**Data entries**
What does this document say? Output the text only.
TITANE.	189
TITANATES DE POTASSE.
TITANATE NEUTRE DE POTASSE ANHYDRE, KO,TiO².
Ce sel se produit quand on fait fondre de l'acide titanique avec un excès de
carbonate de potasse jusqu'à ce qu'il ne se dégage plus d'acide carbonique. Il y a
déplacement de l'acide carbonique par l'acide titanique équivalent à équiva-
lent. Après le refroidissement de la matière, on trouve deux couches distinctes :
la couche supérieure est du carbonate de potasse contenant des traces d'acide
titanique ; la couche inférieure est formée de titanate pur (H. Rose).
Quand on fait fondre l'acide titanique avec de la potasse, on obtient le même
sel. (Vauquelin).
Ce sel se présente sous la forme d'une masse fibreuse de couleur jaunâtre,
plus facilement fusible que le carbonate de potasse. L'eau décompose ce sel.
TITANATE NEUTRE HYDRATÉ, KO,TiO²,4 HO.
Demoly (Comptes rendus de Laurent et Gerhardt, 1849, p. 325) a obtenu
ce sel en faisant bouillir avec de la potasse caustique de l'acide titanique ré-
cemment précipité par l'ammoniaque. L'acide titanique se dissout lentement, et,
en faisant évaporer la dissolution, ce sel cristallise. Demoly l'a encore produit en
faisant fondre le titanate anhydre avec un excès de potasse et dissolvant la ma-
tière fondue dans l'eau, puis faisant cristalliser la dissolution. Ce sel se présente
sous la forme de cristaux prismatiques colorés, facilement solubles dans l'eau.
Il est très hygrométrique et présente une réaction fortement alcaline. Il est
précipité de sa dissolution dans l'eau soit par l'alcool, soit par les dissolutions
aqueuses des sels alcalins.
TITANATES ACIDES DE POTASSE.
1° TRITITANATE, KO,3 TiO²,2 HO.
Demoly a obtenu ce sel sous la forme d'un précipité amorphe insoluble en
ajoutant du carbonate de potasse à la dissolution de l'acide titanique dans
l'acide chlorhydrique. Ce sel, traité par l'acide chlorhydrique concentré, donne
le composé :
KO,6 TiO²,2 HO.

**GIVEN TASK**
Select every line of the records holding the string "NEUTRE".

**RESULT FOR THIS TASK**
TITANATE NEUTRE DE POTASSE ANHYDRE, KO,TiO².
TITANATE NEUTRE HYDRATÉ, KO,TiO²,4 HO.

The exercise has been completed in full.